• GIVEN RECORDS
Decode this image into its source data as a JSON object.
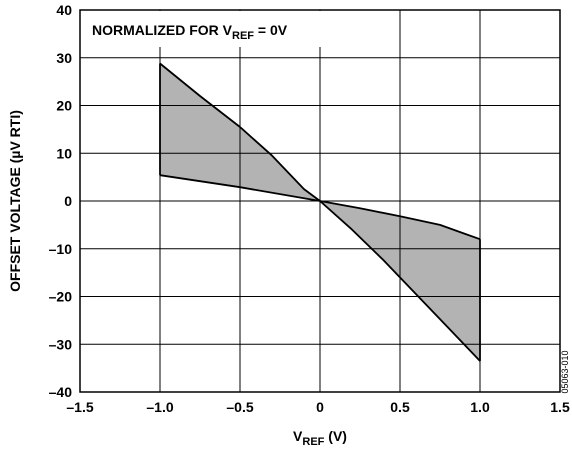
{
  "chart_data": {
    "type": "area",
    "title": "",
    "annotation": {
      "main": "NORMALIZED FOR V",
      "sub": "REF",
      "suffix": " = 0V"
    },
    "xlabel": {
      "main": "V",
      "sub": "REF",
      "suffix": " (V)"
    },
    "ylabel": "OFFSET VOLTAGE (µV RTI)",
    "xlim": [
      -1.5,
      1.5
    ],
    "ylim": [
      -40,
      40
    ],
    "x_ticks": [
      -1.5,
      -1.0,
      -0.5,
      0,
      0.5,
      1.0,
      1.5
    ],
    "x_tick_labels": [
      "–1.5",
      "–1.0",
      "–0.5",
      "0",
      "0.5",
      "1.0",
      "1.5"
    ],
    "y_ticks": [
      40,
      30,
      20,
      10,
      0,
      -10,
      -20,
      -30,
      -40
    ],
    "y_tick_labels": [
      "40",
      "30",
      "20",
      "10",
      "0",
      "–10",
      "–20",
      "–30",
      "–40"
    ],
    "grid": true,
    "fill_color": "#b3b3b3",
    "line_color": "#000000",
    "series": [
      {
        "x": [
          -1.0,
          -0.75,
          -0.5,
          -0.3,
          -0.1,
          0,
          0.2,
          0.4,
          0.6,
          0.8,
          1.0
        ],
        "values": [
          28.8,
          22.0,
          15.5,
          9.5,
          2.5,
          0,
          -6.0,
          -12.5,
          -19.5,
          -26.5,
          -33.5
        ]
      },
      {
        "x": [
          -1.0,
          -0.5,
          0,
          0.25,
          0.5,
          0.75,
          0.9,
          1.0
        ],
        "values": [
          5.4,
          2.9,
          0,
          -1.5,
          -3.2,
          -5.0,
          -6.8,
          -8.0
        ]
      }
    ],
    "figure_id": "05063-010"
  }
}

• EXERCISE INSTRUCTIONS
Without the pictures, write out every entry precisely as it appears.

• OUTPUT
Decode this image into its source data as a JSON object.
{
  "chart_data": {
    "type": "area",
    "title": "",
    "annotation": {
      "main": "NORMALIZED FOR V",
      "sub": "REF",
      "suffix": " = 0V"
    },
    "xlabel": {
      "main": "V",
      "sub": "REF",
      "suffix": " (V)"
    },
    "ylabel": "OFFSET VOLTAGE (µV RTI)",
    "xlim": [
      -1.5,
      1.5
    ],
    "ylim": [
      -40,
      40
    ],
    "x_ticks": [
      -1.5,
      -1.0,
      -0.5,
      0,
      0.5,
      1.0,
      1.5
    ],
    "x_tick_labels": [
      "–1.5",
      "–1.0",
      "–0.5",
      "0",
      "0.5",
      "1.0",
      "1.5"
    ],
    "y_ticks": [
      40,
      30,
      20,
      10,
      0,
      -10,
      -20,
      -30,
      -40
    ],
    "y_tick_labels": [
      "40",
      "30",
      "20",
      "10",
      "0",
      "–10",
      "–20",
      "–30",
      "–40"
    ],
    "grid": true,
    "fill_color": "#b3b3b3",
    "line_color": "#000000",
    "series": [
      {
        "x": [
          -1.0,
          -0.75,
          -0.5,
          -0.3,
          -0.1,
          0,
          0.2,
          0.4,
          0.6,
          0.8,
          1.0
        ],
        "values": [
          28.8,
          22.0,
          15.5,
          9.5,
          2.5,
          0,
          -6.0,
          -12.5,
          -19.5,
          -26.5,
          -33.5
        ]
      },
      {
        "x": [
          -1.0,
          -0.5,
          0,
          0.25,
          0.5,
          0.75,
          0.9,
          1.0
        ],
        "values": [
          5.4,
          2.9,
          0,
          -1.5,
          -3.2,
          -5.0,
          -6.8,
          -8.0
        ]
      }
    ],
    "figure_id": "05063-010"
  }
}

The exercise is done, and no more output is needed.